Stored data entries
○ ○ ○ ○

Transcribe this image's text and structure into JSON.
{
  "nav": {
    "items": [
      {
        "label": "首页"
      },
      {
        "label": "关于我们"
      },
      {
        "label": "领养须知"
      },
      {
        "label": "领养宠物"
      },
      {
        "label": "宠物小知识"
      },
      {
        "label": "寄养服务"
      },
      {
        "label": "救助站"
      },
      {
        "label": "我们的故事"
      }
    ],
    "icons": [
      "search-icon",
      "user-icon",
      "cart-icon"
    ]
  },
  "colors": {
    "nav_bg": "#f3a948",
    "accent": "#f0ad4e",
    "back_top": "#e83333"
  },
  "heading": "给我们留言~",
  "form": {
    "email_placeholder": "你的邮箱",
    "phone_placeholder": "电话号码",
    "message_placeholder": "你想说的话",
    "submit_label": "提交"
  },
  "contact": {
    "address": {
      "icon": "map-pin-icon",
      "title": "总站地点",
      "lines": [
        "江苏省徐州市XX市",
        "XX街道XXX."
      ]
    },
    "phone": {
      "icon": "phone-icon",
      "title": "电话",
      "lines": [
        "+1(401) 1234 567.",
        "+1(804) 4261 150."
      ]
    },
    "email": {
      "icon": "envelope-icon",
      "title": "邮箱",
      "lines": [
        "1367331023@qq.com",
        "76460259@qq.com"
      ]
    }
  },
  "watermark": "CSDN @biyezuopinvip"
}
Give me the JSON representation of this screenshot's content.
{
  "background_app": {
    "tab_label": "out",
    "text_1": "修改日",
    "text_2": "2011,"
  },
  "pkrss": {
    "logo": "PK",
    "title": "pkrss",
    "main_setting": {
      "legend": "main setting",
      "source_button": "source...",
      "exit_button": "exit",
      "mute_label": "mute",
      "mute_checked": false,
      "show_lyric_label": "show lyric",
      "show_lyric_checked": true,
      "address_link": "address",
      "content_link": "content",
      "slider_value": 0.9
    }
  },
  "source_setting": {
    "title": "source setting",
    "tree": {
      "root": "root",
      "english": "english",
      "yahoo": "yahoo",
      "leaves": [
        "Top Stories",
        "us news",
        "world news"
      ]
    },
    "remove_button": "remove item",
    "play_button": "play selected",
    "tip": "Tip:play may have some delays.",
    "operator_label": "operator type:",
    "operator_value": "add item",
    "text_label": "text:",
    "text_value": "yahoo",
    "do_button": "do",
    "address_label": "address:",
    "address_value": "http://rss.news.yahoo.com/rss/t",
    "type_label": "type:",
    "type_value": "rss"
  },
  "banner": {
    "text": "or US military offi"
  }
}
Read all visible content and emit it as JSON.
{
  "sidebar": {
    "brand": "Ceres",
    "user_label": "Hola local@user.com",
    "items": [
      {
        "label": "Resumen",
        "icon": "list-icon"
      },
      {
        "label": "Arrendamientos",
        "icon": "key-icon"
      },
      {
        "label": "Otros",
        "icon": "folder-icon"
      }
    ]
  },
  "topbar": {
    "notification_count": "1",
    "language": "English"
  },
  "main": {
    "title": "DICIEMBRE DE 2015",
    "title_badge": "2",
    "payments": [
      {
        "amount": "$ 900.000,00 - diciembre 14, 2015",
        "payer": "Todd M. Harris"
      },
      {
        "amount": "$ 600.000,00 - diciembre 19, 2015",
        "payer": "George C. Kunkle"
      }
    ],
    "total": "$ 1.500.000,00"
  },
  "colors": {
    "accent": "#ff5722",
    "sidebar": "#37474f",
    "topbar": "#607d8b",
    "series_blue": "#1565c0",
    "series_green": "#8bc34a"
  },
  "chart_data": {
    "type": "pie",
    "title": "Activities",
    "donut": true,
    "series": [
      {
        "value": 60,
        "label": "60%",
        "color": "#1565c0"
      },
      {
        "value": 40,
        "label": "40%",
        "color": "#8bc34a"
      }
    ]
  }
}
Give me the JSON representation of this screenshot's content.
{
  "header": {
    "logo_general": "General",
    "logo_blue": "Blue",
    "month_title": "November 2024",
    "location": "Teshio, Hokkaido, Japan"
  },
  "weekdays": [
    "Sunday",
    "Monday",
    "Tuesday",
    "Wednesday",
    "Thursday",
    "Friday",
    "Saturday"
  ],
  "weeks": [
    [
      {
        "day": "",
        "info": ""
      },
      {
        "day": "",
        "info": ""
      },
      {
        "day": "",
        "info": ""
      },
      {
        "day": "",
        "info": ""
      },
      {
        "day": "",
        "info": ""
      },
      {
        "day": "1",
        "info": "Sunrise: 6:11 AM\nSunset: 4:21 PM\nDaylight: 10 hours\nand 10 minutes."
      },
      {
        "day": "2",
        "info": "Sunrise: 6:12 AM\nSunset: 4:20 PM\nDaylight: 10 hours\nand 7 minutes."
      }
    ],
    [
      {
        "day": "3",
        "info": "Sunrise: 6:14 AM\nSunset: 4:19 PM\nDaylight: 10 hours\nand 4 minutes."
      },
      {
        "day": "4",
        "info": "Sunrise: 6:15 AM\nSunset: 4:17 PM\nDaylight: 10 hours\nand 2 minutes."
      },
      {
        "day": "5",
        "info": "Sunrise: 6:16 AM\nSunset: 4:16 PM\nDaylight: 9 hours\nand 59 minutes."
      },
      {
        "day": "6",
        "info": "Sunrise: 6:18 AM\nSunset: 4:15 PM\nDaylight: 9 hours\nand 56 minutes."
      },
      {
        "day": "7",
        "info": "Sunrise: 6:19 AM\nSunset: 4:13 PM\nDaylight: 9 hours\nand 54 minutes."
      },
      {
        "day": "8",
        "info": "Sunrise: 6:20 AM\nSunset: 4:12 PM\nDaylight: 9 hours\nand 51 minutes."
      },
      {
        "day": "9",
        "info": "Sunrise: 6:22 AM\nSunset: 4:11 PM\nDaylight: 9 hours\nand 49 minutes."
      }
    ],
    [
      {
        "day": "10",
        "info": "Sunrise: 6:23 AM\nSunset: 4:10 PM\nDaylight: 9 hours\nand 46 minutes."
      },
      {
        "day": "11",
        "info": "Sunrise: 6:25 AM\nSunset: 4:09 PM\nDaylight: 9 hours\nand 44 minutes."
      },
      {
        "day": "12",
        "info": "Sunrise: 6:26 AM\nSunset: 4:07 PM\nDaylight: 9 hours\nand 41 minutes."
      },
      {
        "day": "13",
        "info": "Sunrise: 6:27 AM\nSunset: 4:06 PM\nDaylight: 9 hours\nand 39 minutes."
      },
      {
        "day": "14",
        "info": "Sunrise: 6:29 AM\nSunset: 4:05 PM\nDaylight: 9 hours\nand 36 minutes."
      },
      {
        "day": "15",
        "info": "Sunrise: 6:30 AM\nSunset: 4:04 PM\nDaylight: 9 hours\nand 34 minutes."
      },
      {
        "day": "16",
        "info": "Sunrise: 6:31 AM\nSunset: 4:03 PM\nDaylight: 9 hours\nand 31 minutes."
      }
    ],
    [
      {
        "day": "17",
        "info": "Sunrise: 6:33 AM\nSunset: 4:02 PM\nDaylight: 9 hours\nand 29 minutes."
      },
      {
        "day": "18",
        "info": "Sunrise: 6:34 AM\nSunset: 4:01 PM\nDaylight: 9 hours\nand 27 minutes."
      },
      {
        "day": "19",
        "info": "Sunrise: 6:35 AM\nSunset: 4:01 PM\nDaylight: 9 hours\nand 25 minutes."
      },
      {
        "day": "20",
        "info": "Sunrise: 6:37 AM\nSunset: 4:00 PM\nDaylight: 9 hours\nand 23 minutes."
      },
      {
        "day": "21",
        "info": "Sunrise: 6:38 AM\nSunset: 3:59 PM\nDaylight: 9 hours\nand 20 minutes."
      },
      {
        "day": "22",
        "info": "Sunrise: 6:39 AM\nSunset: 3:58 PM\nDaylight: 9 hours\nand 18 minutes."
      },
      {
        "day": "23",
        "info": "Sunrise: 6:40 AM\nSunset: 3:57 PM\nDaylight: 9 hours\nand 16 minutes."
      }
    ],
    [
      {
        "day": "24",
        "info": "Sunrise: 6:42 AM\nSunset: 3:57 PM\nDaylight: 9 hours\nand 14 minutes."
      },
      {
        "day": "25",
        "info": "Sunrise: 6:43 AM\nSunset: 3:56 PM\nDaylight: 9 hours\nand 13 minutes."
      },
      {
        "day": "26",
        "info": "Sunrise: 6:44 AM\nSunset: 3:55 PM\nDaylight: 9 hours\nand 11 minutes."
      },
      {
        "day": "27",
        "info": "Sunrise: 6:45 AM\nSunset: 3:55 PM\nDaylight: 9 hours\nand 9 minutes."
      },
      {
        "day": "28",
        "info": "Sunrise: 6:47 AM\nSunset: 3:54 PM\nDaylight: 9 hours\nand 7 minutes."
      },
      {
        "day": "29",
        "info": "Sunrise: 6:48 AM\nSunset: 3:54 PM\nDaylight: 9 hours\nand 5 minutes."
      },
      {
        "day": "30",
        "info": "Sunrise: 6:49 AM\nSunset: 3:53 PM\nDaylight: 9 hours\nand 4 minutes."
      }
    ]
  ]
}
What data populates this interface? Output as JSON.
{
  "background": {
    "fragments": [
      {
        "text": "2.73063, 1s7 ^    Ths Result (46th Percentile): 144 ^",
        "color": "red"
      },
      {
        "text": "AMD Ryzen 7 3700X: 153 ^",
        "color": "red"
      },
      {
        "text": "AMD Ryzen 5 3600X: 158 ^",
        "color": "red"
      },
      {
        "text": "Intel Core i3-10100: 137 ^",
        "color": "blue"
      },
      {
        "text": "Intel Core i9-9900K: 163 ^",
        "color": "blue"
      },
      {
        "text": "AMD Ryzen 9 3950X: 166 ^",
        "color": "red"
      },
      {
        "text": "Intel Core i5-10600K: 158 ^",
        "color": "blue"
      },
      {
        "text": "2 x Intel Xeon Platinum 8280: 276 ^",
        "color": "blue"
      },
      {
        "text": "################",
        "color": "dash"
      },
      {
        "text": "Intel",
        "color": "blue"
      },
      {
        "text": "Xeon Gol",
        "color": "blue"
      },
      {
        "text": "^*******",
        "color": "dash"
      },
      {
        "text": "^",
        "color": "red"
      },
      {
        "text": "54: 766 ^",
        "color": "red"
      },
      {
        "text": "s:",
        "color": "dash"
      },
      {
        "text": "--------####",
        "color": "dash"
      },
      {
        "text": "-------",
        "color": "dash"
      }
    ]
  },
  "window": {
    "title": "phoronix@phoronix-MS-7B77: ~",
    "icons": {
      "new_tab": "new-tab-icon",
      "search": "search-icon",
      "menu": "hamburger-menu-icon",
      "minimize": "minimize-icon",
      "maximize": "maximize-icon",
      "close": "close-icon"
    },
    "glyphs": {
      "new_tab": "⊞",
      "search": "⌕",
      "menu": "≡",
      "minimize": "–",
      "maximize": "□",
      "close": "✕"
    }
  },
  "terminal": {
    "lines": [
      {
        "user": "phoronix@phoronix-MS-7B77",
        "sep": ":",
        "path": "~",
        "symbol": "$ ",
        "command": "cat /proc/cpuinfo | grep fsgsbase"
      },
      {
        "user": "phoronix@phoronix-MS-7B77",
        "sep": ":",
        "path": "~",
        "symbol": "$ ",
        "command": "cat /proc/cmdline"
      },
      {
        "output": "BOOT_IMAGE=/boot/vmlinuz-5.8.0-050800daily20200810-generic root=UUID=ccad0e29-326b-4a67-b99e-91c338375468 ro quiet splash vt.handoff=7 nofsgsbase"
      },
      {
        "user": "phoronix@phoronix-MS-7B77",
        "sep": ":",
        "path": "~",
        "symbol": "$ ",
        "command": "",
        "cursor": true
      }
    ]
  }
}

○ ○ ○ ○

→ Objective: Using the records above, pull out each line where the word "command" occurs.

→ Task answer:
        "command": "cat /proc/cpuinfo | grep fsgsbase"
        "command": "cat /proc/cmdline"
        "command": "",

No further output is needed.